| What you should do |
Transcribe every row below verbatim, character for character, and leave the pictures out of your output.

+++ Exercise material

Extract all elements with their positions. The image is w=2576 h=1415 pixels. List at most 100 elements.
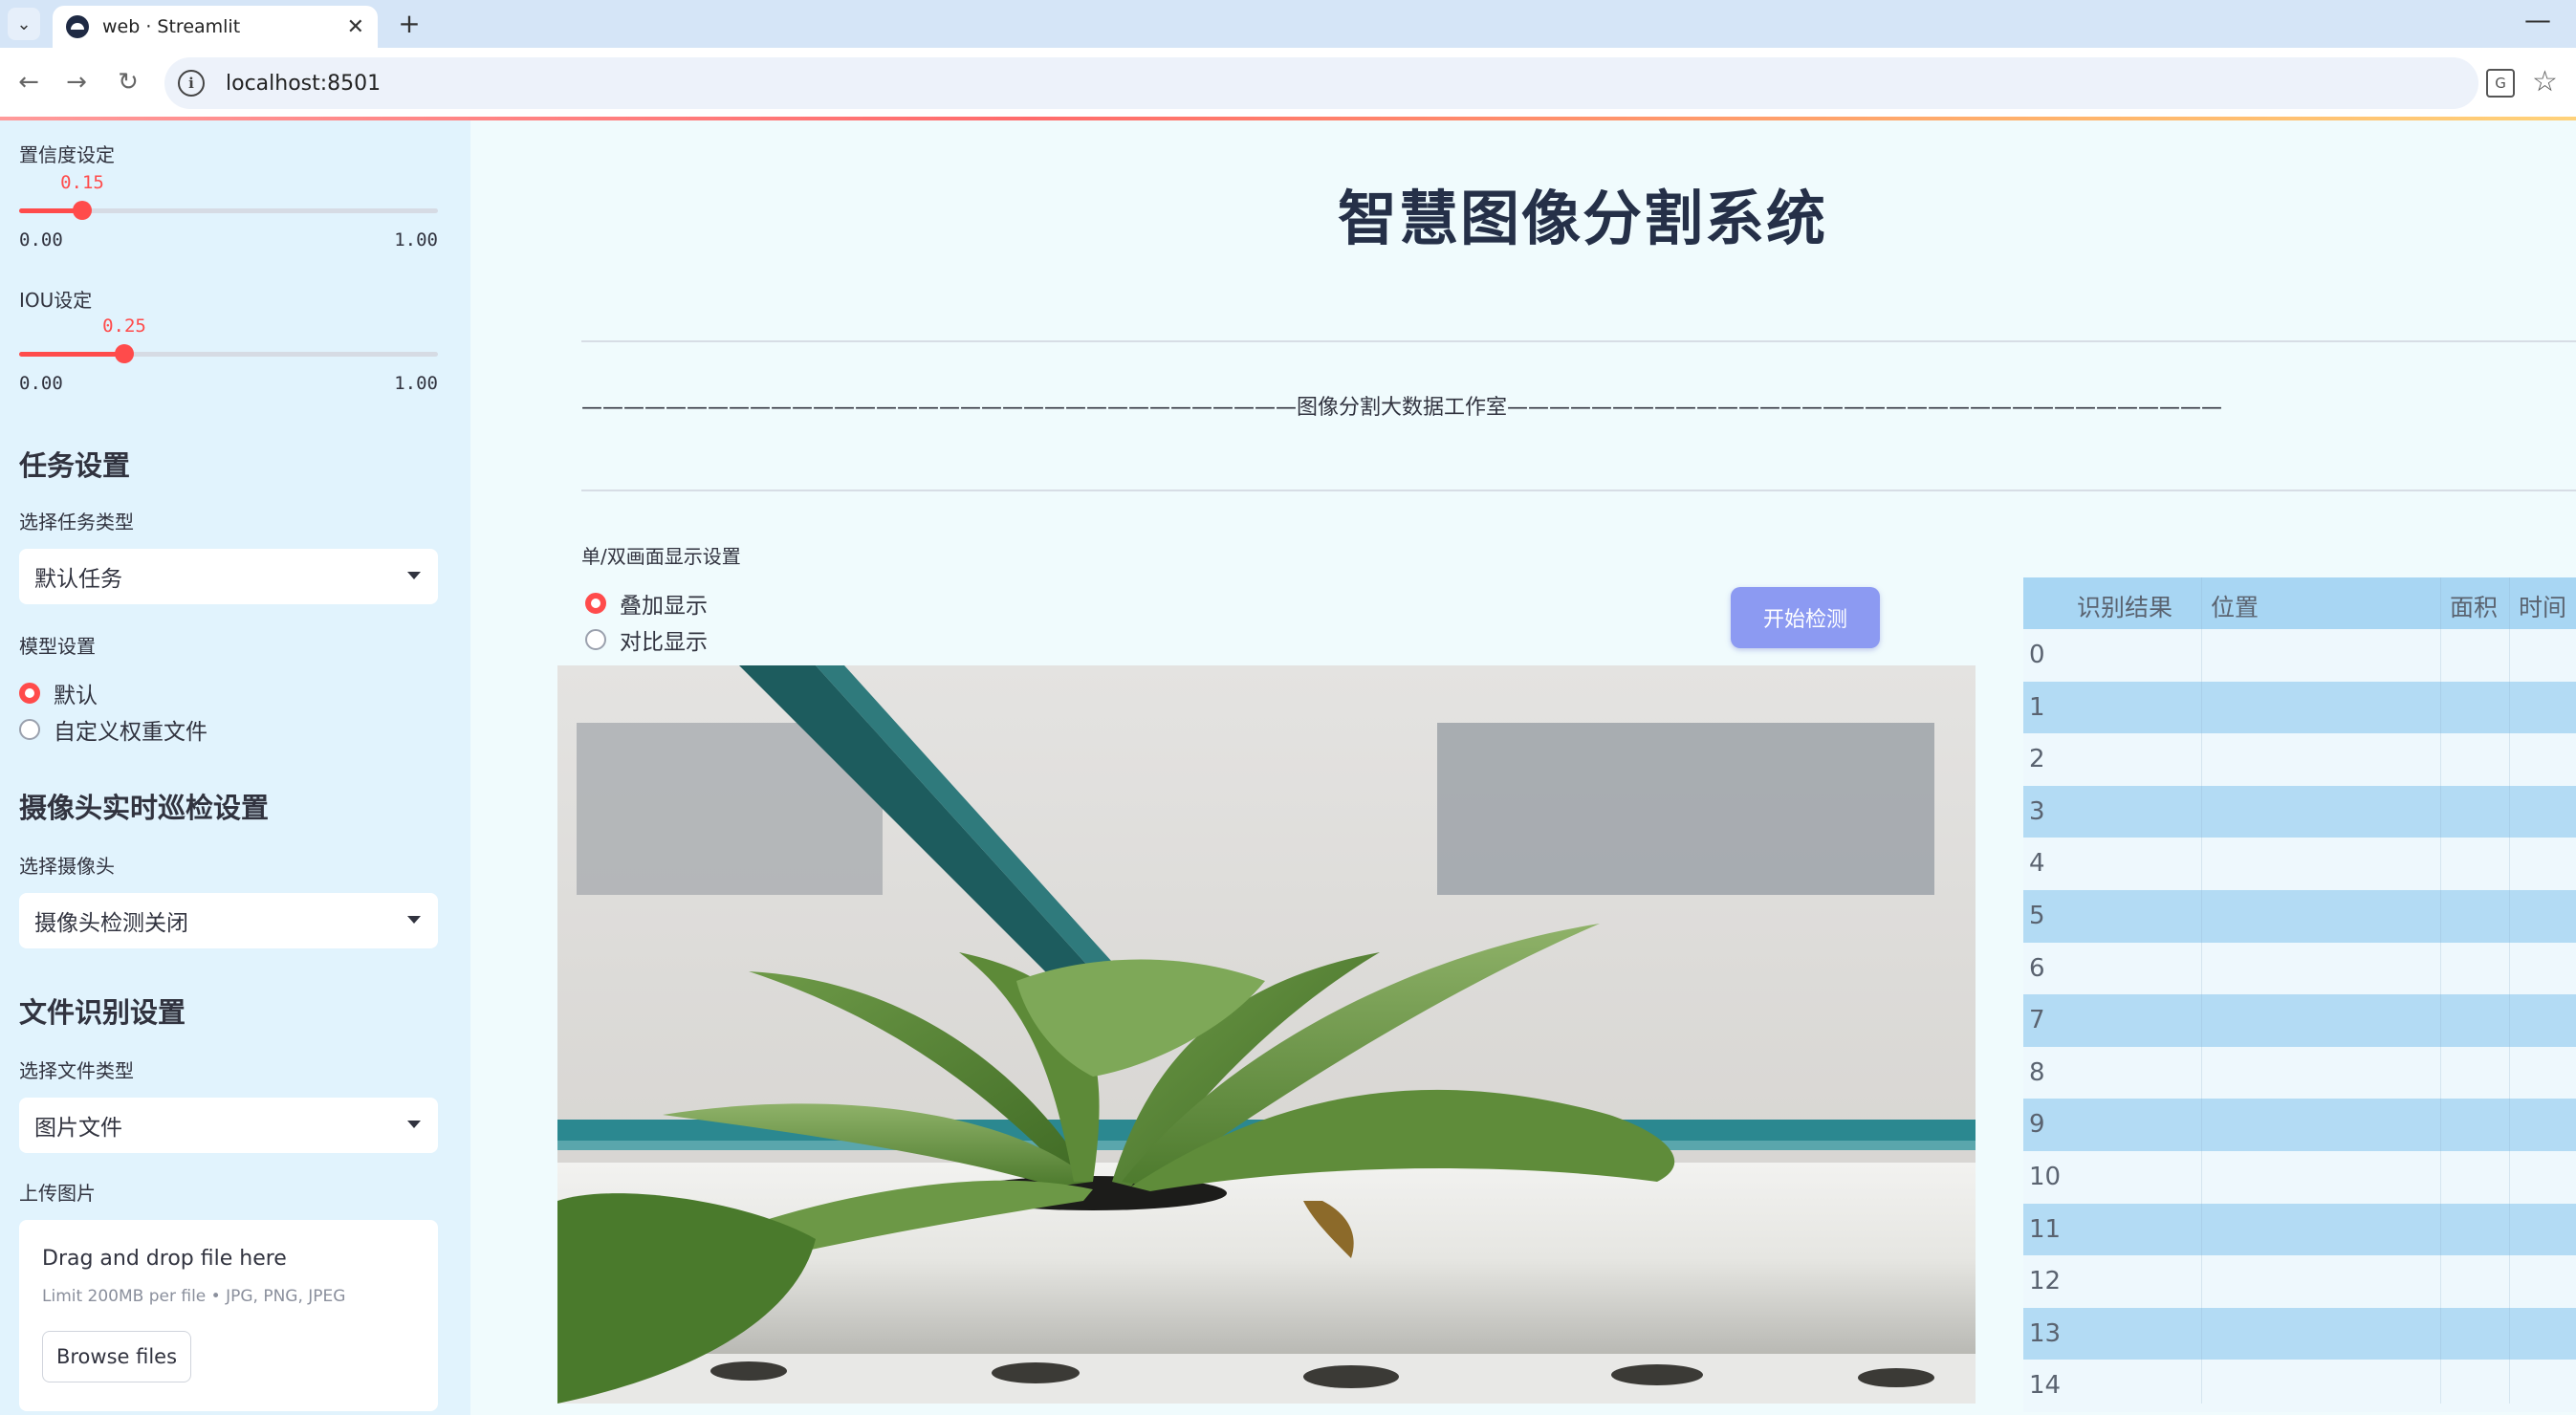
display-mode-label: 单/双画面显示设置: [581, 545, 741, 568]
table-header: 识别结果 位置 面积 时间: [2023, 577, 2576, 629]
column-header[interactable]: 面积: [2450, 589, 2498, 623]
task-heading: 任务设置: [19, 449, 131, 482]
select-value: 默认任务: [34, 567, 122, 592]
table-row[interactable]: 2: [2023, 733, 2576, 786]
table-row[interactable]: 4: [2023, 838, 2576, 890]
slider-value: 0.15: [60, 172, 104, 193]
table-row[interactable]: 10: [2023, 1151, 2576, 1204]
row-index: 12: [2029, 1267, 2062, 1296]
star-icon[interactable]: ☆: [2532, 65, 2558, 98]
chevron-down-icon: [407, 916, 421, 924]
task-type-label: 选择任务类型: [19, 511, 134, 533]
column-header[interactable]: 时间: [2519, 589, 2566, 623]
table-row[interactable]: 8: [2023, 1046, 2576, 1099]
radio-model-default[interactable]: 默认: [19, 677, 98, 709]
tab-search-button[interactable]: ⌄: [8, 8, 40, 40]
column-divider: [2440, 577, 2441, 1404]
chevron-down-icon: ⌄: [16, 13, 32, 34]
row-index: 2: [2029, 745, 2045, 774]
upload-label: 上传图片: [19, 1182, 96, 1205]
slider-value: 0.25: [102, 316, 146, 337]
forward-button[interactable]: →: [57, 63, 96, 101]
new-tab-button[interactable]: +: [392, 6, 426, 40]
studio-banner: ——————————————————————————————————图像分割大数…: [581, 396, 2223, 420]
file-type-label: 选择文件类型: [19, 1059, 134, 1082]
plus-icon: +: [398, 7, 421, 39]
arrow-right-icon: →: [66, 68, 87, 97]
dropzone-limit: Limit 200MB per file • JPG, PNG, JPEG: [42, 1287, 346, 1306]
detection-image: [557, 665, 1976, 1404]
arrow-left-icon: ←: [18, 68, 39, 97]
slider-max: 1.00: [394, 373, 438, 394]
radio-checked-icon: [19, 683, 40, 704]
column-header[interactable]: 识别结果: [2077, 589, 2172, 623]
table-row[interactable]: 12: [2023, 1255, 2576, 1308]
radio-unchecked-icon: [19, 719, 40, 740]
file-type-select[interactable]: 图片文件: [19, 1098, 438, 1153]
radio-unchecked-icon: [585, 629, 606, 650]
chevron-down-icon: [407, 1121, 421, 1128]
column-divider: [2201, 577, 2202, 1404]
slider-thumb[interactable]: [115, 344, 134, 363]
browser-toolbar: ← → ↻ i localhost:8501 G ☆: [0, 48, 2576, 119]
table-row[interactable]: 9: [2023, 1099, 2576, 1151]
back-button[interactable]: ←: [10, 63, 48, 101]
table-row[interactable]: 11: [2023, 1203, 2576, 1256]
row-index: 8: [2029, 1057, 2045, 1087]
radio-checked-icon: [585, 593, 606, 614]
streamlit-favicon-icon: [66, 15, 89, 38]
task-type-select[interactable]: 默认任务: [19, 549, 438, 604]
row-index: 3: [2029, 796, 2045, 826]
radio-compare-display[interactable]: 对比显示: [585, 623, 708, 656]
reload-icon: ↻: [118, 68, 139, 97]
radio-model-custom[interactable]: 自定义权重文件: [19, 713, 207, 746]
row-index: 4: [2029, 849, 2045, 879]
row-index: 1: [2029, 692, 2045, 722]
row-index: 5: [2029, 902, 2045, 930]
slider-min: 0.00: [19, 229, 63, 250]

++++++

| Exercise result |
Extract all elements with their positions. The image is w=2576 h=1415 pixels. List at most 100 elements.
display-mode-label: 单/双画面显示设置: [581, 545, 741, 568]
table-header: 识别结果 位置 面积 时间: [2023, 577, 2576, 629]
column-header[interactable]: 面积: [2450, 589, 2498, 623]
task-heading: 任务设置: [19, 449, 131, 482]
select-value: 默认任务: [34, 567, 122, 592]
table-row[interactable]: 2: [2023, 733, 2576, 786]
table-row[interactable]: 4: [2023, 838, 2576, 890]
slider-value: 0.15: [60, 172, 104, 193]
table-row[interactable]: 10: [2023, 1151, 2576, 1204]
row-index: 12: [2029, 1267, 2062, 1296]
star-icon[interactable]: ☆: [2532, 65, 2558, 98]
chevron-down-icon: [407, 916, 421, 924]
task-type-label: 选择任务类型: [19, 511, 134, 533]
column-header[interactable]: 时间: [2519, 589, 2566, 623]
table-row[interactable]: 8: [2023, 1046, 2576, 1099]
radio-model-default[interactable]: 默认: [19, 677, 98, 709]
tab-search-button[interactable]: ⌄: [8, 8, 40, 40]
column-divider: [2440, 577, 2441, 1404]
chevron-down-icon: ⌄: [16, 13, 32, 34]
row-index: 2: [2029, 745, 2045, 774]
upload-label: 上传图片: [19, 1182, 96, 1205]
slider-value: 0.25: [102, 316, 146, 337]
forward-button[interactable]: →: [57, 63, 96, 101]
new-tab-button[interactable]: +: [392, 6, 426, 40]
studio-banner: ——————————————————————————————————图像分割大数…: [581, 396, 2223, 420]
file-type-label: 选择文件类型: [19, 1059, 134, 1082]
plus-icon: +: [398, 7, 421, 39]
arrow-right-icon: →: [66, 68, 87, 97]
dropzone-limit: Limit 200MB per file • JPG, PNG, JPEG: [42, 1287, 346, 1306]
detection-image: [557, 665, 1976, 1404]
arrow-left-icon: ←: [18, 68, 39, 97]
slider-max: 1.00: [394, 373, 438, 394]
radio-checked-icon: [19, 683, 40, 704]
column-header[interactable]: 识别结果: [2077, 589, 2172, 623]
table-row[interactable]: 12: [2023, 1255, 2576, 1308]
radio-unchecked-icon: [19, 719, 40, 740]
file-type-select[interactable]: 图片文件: [19, 1098, 438, 1153]
radio-unchecked-icon: [585, 629, 606, 650]
chevron-down-icon: [407, 1121, 421, 1128]
column-divider: [2201, 577, 2202, 1404]
slider-thumb[interactable]: [115, 344, 134, 363]
browser-toolbar: ← → ↻ i localhost:8501 G ☆: [0, 48, 2576, 119]
table-row[interactable]: 9: [2023, 1099, 2576, 1151]
back-button[interactable]: ←: [10, 63, 48, 101]
table-row[interactable]: 11: [2023, 1203, 2576, 1256]
row-index: 8: [2029, 1057, 2045, 1087]
radio-checked-icon: [585, 593, 606, 614]
streamlit-favicon-icon: [66, 15, 89, 38]
task-type-select[interactable]: 默认任务: [19, 549, 438, 604]
row-index: 3: [2029, 796, 2045, 826]
radio-compare-display[interactable]: 对比显示: [585, 623, 708, 656]
reload-icon: ↻: [118, 68, 139, 97]
radio-model-custom[interactable]: 自定义权重文件: [19, 713, 207, 746]
row-index: 4: [2029, 849, 2045, 879]
row-index: 1: [2029, 692, 2045, 722]
row-index: 5: [2029, 902, 2045, 930]
slider-min: 0.00: [19, 229, 63, 250]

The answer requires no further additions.